• **What the task requires**:
Pictures aside, repeat every entry exactly.

————————

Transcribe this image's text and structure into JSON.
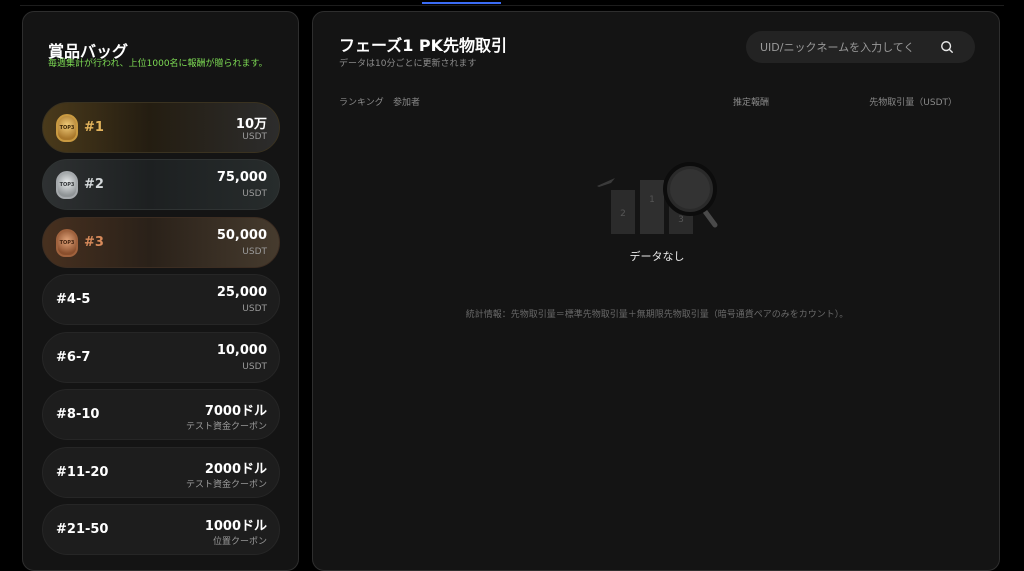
{
  "prizes": {
    "title": "賞品バッグ",
    "subtitle": "毎週集計が行われ、上位1000名に報酬が贈られます。",
    "tiers": [
      {
        "rank": "#1",
        "amount": "10万",
        "unit": "USDT",
        "medal": "TOP3",
        "style": "gold"
      },
      {
        "rank": "#2",
        "amount": "75,000",
        "unit": "USDT",
        "medal": "TOP3",
        "style": "silver"
      },
      {
        "rank": "#3",
        "amount": "50,000",
        "unit": "USDT",
        "medal": "TOP3",
        "style": "bronze"
      },
      {
        "rank": "#4-5",
        "amount": "25,000",
        "unit": "USDT"
      },
      {
        "rank": "#6-7",
        "amount": "10,000",
        "unit": "USDT"
      },
      {
        "rank": "#8-10",
        "amount": "7000ドル",
        "unit": "テスト資金クーポン"
      },
      {
        "rank": "#11-20",
        "amount": "2000ドル",
        "unit": "テスト資金クーポン"
      },
      {
        "rank": "#21-50",
        "amount": "1000ドル",
        "unit": "位置クーポン"
      }
    ]
  },
  "main": {
    "title": "フェーズ1 PK先物取引",
    "subtitle": "データは10分ごとに更新されます",
    "search": {
      "placeholder": "UID/ニックネームを入力してく",
      "icon": "search-icon"
    },
    "columns": {
      "rank": "ランキング",
      "participant": "参加者",
      "estimated_reward": "推定報酬",
      "volume": "先物取引量（USDT）"
    },
    "empty_text": "データなし",
    "footnote": "統計情報：先物取引量＝標準先物取引量＋無期限先物取引量（暗号通貨ペアのみをカウント）。"
  },
  "colors": {
    "accent_tab": "#3b6cf5",
    "subtitle_green": "#7ddb54",
    "gold": "#e3b45c",
    "silver": "#d5d9db",
    "bronze": "#d88a5a"
  }
}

————————

• **Finished answer**:
Transcribe this image's text and structure into JSON.
{
  "prizes": {
    "title": "賞品バッグ",
    "subtitle": "毎週集計が行われ、上位1000名に報酬が贈られます。",
    "tiers": [
      {
        "rank": "#1",
        "amount": "10万",
        "unit": "USDT",
        "medal": "TOP3",
        "style": "gold"
      },
      {
        "rank": "#2",
        "amount": "75,000",
        "unit": "USDT",
        "medal": "TOP3",
        "style": "silver"
      },
      {
        "rank": "#3",
        "amount": "50,000",
        "unit": "USDT",
        "medal": "TOP3",
        "style": "bronze"
      },
      {
        "rank": "#4-5",
        "amount": "25,000",
        "unit": "USDT"
      },
      {
        "rank": "#6-7",
        "amount": "10,000",
        "unit": "USDT"
      },
      {
        "rank": "#8-10",
        "amount": "7000ドル",
        "unit": "テスト資金クーポン"
      },
      {
        "rank": "#11-20",
        "amount": "2000ドル",
        "unit": "テスト資金クーポン"
      },
      {
        "rank": "#21-50",
        "amount": "1000ドル",
        "unit": "位置クーポン"
      }
    ]
  },
  "main": {
    "title": "フェーズ1 PK先物取引",
    "subtitle": "データは10分ごとに更新されます",
    "search": {
      "placeholder": "UID/ニックネームを入力してく",
      "icon": "search-icon"
    },
    "columns": {
      "rank": "ランキング",
      "participant": "参加者",
      "estimated_reward": "推定報酬",
      "volume": "先物取引量（USDT）"
    },
    "empty_text": "データなし",
    "footnote": "統計情報：先物取引量＝標準先物取引量＋無期限先物取引量（暗号通貨ペアのみをカウント）。"
  },
  "colors": {
    "accent_tab": "#3b6cf5",
    "subtitle_green": "#7ddb54",
    "gold": "#e3b45c",
    "silver": "#d5d9db",
    "bronze": "#d88a5a"
  }
}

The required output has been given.